─── Records provided ───

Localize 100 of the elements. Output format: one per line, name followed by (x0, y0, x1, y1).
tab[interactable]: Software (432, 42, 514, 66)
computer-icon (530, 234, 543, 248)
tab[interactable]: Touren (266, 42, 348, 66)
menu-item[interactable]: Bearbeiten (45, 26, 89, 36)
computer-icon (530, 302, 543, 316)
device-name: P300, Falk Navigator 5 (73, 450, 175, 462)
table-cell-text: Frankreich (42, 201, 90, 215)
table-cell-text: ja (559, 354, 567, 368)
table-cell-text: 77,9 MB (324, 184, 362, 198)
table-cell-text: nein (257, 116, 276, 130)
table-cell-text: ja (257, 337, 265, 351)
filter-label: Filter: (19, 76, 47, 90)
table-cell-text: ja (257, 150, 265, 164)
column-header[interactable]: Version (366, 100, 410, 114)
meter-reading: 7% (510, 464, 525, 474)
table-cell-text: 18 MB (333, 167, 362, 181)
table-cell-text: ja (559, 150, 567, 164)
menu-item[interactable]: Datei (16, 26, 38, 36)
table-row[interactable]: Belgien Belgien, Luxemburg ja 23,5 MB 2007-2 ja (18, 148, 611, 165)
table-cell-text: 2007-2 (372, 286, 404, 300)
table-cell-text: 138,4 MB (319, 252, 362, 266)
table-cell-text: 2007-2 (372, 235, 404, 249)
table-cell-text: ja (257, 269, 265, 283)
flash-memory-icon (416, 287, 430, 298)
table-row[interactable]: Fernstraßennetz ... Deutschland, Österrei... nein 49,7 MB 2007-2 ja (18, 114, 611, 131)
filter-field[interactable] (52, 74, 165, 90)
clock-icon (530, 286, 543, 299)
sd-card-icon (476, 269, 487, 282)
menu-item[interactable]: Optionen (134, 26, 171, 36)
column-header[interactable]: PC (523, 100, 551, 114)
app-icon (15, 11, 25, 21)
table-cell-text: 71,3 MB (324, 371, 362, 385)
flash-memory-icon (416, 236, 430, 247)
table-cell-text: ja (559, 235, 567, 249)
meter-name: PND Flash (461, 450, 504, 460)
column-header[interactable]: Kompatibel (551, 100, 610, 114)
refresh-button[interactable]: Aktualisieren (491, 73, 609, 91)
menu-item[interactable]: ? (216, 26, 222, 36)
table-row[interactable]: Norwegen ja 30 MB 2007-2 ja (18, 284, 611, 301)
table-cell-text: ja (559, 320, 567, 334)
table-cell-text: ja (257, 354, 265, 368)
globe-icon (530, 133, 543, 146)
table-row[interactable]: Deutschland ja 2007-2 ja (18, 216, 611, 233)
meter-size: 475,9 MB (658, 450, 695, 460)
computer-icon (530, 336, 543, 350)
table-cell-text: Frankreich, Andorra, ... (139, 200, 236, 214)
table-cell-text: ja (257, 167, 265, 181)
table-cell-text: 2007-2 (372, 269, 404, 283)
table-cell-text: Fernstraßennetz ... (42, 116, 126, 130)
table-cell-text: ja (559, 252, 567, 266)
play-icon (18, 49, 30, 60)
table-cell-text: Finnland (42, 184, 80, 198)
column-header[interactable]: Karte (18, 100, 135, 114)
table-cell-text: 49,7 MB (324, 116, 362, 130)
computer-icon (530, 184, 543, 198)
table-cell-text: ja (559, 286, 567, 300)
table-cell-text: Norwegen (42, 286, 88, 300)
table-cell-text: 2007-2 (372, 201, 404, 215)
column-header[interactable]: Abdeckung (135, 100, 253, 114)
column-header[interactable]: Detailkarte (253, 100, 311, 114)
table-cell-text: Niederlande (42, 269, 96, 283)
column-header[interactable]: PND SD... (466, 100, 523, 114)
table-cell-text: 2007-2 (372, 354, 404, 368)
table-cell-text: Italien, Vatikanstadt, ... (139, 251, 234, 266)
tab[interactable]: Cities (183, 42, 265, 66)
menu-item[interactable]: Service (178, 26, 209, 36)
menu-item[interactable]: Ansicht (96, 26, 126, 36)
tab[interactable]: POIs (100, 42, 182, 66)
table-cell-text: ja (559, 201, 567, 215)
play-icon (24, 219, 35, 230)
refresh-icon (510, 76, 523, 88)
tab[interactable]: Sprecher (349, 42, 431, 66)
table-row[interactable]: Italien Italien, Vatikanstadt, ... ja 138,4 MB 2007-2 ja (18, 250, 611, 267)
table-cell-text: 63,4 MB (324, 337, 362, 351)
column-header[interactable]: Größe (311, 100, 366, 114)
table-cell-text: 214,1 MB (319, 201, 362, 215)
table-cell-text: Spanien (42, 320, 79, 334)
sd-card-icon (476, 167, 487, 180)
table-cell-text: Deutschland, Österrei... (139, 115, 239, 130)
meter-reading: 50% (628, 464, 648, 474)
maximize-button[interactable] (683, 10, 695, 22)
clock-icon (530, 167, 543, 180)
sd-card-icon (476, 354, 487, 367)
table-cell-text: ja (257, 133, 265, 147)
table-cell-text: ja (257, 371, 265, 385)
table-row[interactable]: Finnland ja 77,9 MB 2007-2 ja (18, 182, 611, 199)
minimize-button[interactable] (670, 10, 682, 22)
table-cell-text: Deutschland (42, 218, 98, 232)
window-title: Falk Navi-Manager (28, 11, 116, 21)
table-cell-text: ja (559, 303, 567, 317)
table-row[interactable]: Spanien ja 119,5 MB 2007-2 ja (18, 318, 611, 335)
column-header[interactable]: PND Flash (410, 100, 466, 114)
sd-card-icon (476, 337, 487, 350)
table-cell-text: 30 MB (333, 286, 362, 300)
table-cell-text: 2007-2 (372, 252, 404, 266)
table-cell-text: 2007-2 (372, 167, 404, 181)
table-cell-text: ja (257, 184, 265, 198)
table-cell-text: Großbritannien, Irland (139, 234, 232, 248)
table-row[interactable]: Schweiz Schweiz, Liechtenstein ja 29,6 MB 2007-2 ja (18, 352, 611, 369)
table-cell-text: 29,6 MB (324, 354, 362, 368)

───

Problem requirements: Which lines in the data above contain the string "name"? Gather every one of them and copy each line in full.

Solution for this task:
Localize 100 of the elements. Output format: one per line, name followed by (x0, y0, x1, y1).
device-name: P300, Falk Navigator 5 (73, 450, 175, 462)
meter-name: PND Flash (461, 450, 504, 460)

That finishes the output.